===== Listed entries =====

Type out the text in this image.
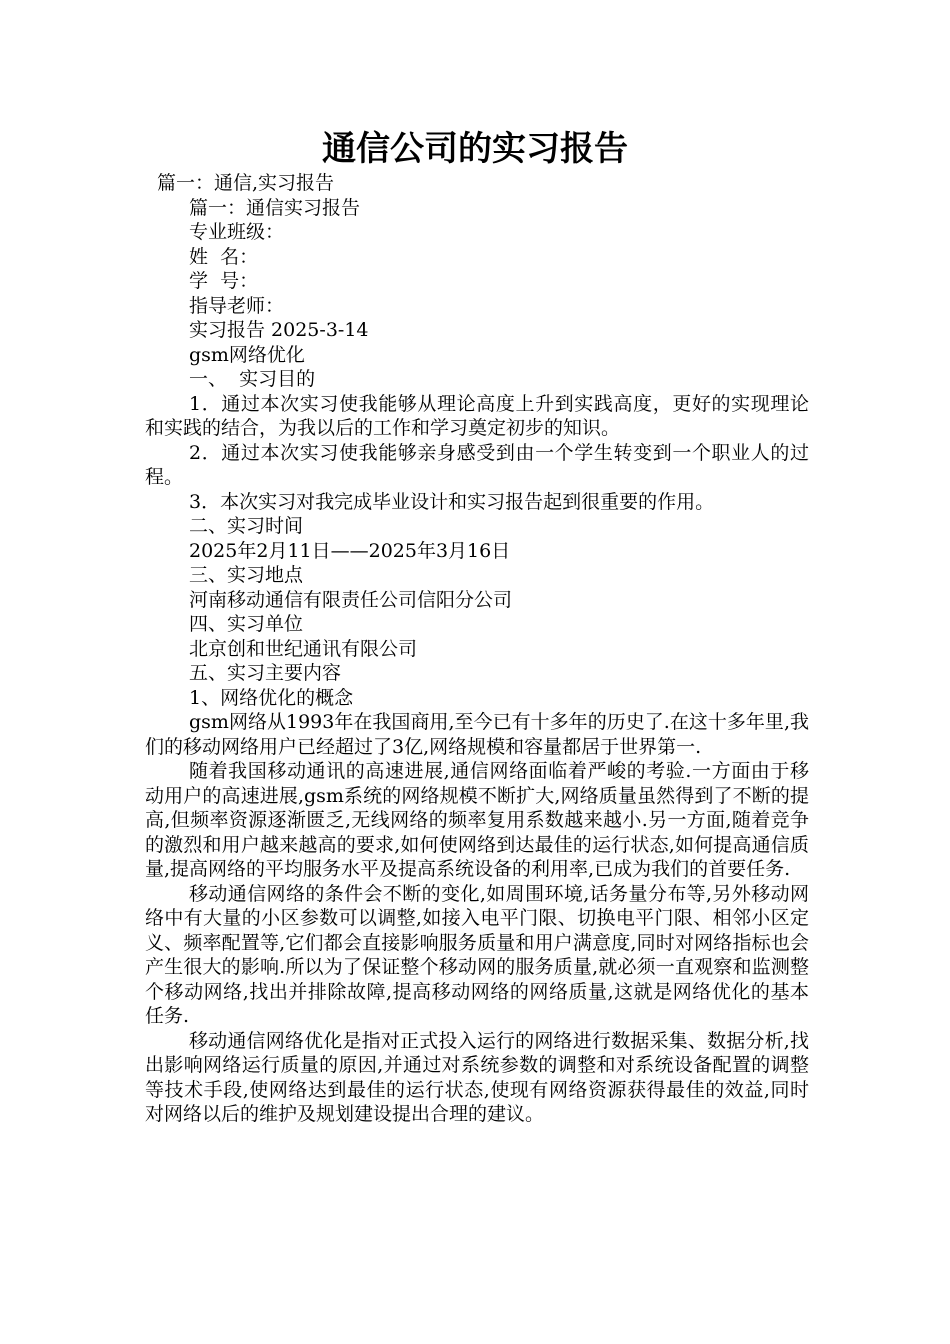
通信公司的实习报告

篇一：通信,实习报告

篇一：通信实习报告

专业班级：

姓  名：

学  号：

指导老师：

实习报告 2025-3-14

gsm网络优化

一、  实习目的

1．通过本次实习使我能够从理论高度上升到实践高度，更好的实现理论和实践的结合，为我以后的工作和学习奠定初步的知识。

2．通过本次实习使我能够亲身感受到由一个学生转变到一个职业人的过程。

3．本次实习对我完成毕业设计和实习报告起到很重要的作用。

二、实习时间

2025年2月11日——2025年3月16日

三、实习地点

河南移动通信有限责任公司信阳分公司

四、实习单位

北京创和世纪通讯有限公司

五、实习主要内容

1、网络优化的概念

gsm网络从1993年在我国商用,至今已有十多年的历史了.在这十多年里,我们的移动网络用户已经超过了3亿,网络规模和容量都居于世界第一.

随着我国移动通讯的高速进展,通信网络面临着严峻的考验.一方面由于移动用户的高速进展,gsm系统的网络规模不断扩大,网络质量虽然得到了不断的提高,但频率资源逐渐匮乏,无线网络的频率复用系数越来越小.另一方面,随着竞争的激烈和用户越来越高的要求,如何使网络到达最佳的运行状态,如何提高通信质量,提高网络的平均服务水平及提高系统设备的利用率,已成为我们的首要任务.

移动通信网络的条件会不断的变化,如周围环境,话务量分布等,另外移动网络中有大量的小区参数可以调整,如接入电平门限、切换电平门限、相邻小区定义、频率配置等,它们都会直接影响服务质量和用户满意度,同时对网络指标也会产生很大的影响.所以为了保证整个移动网的服务质量,就必须一直观察和监测整个移动网络,找出并排除故障,提高移动网络的网络质量,这就是网络优化的基本任务.

移动通信网络优化是指对正式投入运行的网络进行数据采集、数据分析,找出影响网络运行质量的原因,并通过对系统参数的调整和对系统设备配置的调整等技术手段,使网络达到最佳的运行状态,使现有网络资源获得最佳的效益,同时对网络以后的维护及规划建设提出合理的建议。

=====

#### Set exercise:
All the lines above are to be reproduced exactly, except the pictures.

#### Task response:
Type out the text in this image.
通信公司的实习报告

篇一：通信,实习报告

篇一：通信实习报告

专业班级：

姓  名：

学  号：

指导老师：

实习报告 2025-3-14

gsm网络优化

一、  实习目的

1．通过本次实习使我能够从理论高度上升到实践高度，更好的实现理论和实践的结合，为我以后的工作和学习奠定初步的知识。

2．通过本次实习使我能够亲身感受到由一个学生转变到一个职业人的过程。

3．本次实习对我完成毕业设计和实习报告起到很重要的作用。

二、实习时间

2025年2月11日——2025年3月16日

三、实习地点

河南移动通信有限责任公司信阳分公司

四、实习单位

北京创和世纪通讯有限公司

五、实习主要内容

1、网络优化的概念

gsm网络从1993年在我国商用,至今已有十多年的历史了.在这十多年里,我们的移动网络用户已经超过了3亿,网络规模和容量都居于世界第一.

随着我国移动通讯的高速进展,通信网络面临着严峻的考验.一方面由于移动用户的高速进展,gsm系统的网络规模不断扩大,网络质量虽然得到了不断的提高,但频率资源逐渐匮乏,无线网络的频率复用系数越来越小.另一方面,随着竞争的激烈和用户越来越高的要求,如何使网络到达最佳的运行状态,如何提高通信质量,提高网络的平均服务水平及提高系统设备的利用率,已成为我们的首要任务.

移动通信网络的条件会不断的变化,如周围环境,话务量分布等,另外移动网络中有大量的小区参数可以调整,如接入电平门限、切换电平门限、相邻小区定义、频率配置等,它们都会直接影响服务质量和用户满意度,同时对网络指标也会产生很大的影响.所以为了保证整个移动网的服务质量,就必须一直观察和监测整个移动网络,找出并排除故障,提高移动网络的网络质量,这就是网络优化的基本任务.

移动通信网络优化是指对正式投入运行的网络进行数据采集、数据分析,找出影响网络运行质量的原因,并通过对系统参数的调整和对系统设备配置的调整等技术手段,使网络达到最佳的运行状态,使现有网络资源获得最佳的效益,同时对网络以后的维护及规划建设提出合理的建议。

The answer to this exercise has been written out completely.